> _Exercise passage_:
§
Jenelle Evans will happily pick jail over time with her son, but not if she has tickets to go see Ke$ha. Seriously.
‘But if I’m in jail, how will I see Ke$ha?!?!’
Okay, so this is the part where someone seriously needs to bitchslap this idiot and go ‘well, you’d be able to go see Ke$ha if you didn’t continue to violate the terms of your probation.’ For example, last night I went to see Nicki Minaj with my dear friend Alicia. You know why we were able to go? BECAUSE WE’RE NOT ON PROBATION BECAUSE WE FOLLOW THE LAW. Like, the world’s not out to get you, princess, you’re just a fucked bitch. While we’re here, Nicki was awesome and I’d definitely recommend seeing her live if you can.
Back to Jenelle. What the goddamn fuck is wrong with this bitch. For real. You absolutely need to watch the video in order to see why my feathers are all ruffled, and unfortunately I can’t embed, it so CLICK HERE NOW because it’s a must-see and then we’ll run through the whole thing, sentence by ridiculous sentence.
Well, see, the only thing is, on the 9th I have second row seats to go see a concert. It’s Ke$ha tickets.
No, no no, you don’t understand, this is my idol, and I’m not gonna be able to see her if [I’m in jail].
Like, can’t you call her and ask, like, I really can’t miss that concert, I really can’t. That’s why I got all these feathers in my hair. Because of the concert. I bought clothes for the concert. I set up hotel rooms for the concert.
§
Excerpted items from a collection
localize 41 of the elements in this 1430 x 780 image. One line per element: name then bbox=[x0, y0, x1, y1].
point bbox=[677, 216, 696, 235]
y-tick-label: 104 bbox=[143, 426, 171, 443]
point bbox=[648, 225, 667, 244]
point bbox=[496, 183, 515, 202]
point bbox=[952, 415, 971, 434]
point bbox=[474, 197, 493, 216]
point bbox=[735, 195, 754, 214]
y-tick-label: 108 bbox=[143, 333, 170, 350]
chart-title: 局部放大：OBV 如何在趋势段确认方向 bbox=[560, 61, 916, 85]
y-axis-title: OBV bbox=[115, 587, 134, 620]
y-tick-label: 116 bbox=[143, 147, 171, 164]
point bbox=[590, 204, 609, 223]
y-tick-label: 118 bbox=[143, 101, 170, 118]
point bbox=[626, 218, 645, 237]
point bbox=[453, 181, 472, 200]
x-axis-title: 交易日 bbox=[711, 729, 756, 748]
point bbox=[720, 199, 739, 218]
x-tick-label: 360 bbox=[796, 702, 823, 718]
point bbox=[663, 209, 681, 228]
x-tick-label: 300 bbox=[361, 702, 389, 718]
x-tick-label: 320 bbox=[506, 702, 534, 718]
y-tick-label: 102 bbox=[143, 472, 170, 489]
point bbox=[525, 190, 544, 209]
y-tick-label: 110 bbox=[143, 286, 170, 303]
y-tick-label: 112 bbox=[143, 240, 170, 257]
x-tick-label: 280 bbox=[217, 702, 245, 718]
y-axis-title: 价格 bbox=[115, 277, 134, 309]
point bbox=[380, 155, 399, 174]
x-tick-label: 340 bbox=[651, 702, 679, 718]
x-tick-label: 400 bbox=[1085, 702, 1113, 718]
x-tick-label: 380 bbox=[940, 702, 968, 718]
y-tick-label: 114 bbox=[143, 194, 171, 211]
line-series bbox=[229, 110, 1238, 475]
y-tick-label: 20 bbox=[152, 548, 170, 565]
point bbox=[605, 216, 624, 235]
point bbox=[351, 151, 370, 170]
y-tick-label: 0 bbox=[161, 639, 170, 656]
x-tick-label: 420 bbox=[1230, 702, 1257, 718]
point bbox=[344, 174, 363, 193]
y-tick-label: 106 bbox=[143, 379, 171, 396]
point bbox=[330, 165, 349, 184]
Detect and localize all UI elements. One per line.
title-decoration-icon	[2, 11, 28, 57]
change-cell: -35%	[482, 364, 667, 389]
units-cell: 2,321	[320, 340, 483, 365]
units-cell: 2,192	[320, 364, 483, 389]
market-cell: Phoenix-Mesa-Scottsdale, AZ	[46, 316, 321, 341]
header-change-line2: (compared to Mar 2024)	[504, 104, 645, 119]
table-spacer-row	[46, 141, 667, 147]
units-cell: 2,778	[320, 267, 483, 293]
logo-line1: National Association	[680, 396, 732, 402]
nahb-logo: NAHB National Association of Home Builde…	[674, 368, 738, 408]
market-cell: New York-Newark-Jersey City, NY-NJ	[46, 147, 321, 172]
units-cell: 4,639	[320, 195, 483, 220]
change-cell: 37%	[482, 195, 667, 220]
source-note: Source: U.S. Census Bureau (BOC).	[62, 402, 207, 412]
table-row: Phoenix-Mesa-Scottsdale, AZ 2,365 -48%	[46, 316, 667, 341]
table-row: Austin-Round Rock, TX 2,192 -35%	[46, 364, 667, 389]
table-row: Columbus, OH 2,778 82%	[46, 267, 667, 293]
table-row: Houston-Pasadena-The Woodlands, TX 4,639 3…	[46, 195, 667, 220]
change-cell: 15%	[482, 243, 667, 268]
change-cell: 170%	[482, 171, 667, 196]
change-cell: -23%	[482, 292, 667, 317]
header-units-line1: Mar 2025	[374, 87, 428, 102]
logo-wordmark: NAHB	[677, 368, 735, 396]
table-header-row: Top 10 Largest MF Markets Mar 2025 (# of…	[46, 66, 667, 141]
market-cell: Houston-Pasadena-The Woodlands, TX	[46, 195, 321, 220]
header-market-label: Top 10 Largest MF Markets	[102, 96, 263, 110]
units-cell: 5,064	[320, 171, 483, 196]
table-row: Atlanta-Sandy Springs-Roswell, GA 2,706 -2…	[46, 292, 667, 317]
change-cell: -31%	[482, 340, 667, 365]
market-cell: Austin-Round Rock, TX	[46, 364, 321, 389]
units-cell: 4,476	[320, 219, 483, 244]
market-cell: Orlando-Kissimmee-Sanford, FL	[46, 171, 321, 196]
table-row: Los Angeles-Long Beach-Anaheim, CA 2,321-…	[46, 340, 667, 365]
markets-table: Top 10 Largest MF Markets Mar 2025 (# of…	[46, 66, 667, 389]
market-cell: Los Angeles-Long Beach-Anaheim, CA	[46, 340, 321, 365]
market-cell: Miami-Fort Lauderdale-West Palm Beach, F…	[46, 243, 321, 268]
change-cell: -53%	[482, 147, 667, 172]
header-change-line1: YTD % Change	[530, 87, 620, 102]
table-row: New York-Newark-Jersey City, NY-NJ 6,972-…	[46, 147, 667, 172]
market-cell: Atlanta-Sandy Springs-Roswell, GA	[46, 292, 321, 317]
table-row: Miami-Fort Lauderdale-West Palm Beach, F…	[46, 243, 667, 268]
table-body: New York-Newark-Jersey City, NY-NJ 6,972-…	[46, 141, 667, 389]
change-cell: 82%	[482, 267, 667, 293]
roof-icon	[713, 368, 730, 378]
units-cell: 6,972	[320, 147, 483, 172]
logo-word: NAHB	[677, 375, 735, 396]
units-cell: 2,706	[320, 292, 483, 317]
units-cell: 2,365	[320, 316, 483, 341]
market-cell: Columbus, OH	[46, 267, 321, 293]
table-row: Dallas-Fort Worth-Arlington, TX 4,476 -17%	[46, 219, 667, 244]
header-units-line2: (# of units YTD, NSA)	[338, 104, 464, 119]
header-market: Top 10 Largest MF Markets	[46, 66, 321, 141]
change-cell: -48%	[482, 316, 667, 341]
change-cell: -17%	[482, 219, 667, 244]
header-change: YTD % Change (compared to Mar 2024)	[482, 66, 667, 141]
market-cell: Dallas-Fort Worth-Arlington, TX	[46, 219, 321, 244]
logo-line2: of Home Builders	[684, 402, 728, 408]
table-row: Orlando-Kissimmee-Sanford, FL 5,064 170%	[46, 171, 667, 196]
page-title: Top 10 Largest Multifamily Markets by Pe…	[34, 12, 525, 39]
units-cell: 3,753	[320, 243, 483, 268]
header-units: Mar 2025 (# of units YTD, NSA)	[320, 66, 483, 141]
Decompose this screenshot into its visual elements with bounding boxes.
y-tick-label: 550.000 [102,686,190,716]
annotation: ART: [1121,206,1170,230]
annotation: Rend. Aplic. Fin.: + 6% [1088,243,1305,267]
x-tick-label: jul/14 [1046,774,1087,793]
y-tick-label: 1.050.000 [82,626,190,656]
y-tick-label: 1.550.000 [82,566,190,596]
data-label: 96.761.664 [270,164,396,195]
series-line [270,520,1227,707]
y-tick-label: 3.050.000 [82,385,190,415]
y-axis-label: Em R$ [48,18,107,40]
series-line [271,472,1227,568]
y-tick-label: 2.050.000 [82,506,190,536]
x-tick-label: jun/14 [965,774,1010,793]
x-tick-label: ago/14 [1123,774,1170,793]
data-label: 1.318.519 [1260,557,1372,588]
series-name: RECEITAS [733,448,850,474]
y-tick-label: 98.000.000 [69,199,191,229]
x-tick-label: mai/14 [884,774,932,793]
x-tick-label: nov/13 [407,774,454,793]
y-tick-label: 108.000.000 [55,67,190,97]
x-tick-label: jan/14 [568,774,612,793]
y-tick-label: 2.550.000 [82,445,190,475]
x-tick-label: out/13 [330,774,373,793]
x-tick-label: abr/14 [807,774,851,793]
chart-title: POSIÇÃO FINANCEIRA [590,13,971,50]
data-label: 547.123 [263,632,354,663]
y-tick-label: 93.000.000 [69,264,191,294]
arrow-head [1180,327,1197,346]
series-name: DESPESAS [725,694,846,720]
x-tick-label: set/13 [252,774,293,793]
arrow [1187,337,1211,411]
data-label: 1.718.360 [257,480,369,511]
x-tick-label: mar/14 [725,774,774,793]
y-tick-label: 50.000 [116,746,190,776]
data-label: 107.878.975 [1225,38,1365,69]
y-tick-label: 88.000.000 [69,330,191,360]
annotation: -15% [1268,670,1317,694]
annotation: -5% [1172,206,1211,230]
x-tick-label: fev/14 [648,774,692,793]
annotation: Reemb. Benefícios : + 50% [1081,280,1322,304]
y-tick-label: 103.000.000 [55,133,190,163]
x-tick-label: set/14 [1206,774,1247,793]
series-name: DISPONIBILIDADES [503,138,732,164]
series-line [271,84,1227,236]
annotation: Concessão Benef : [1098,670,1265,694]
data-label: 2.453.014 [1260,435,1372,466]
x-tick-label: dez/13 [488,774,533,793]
§
> _Task 1_:
In the post about Jenelle Evans, swap "second row seats" for "front row seats" and write out the part that opens with the words containing "Back to Jenelle." and closes with "It’s Ke$ha tickets.".
> _Task 2_:
According to the post about Jenelle Evans, why were the writer and Alicia able to go see Nicki Minaj?

> _Expected output 1_:
Back to Jenelle. What the goddamn fuck is wrong with this bitch. For real. You absolutely need to watch the video in order to see why my feathers are all ruffled, and unfortunately I can’t embed, it so CLICK HERE NOW because it’s a must-see and then we’ll run through the whole thing, sentence by ridiculous sentence.
Well, see, the only thing is, on the 9th I have front row seats to go see a concert. It’s Ke$ha tickets.

> _Expected output 2_:
They were able to go because they are not on probation, and they are not on probation because they follow the law.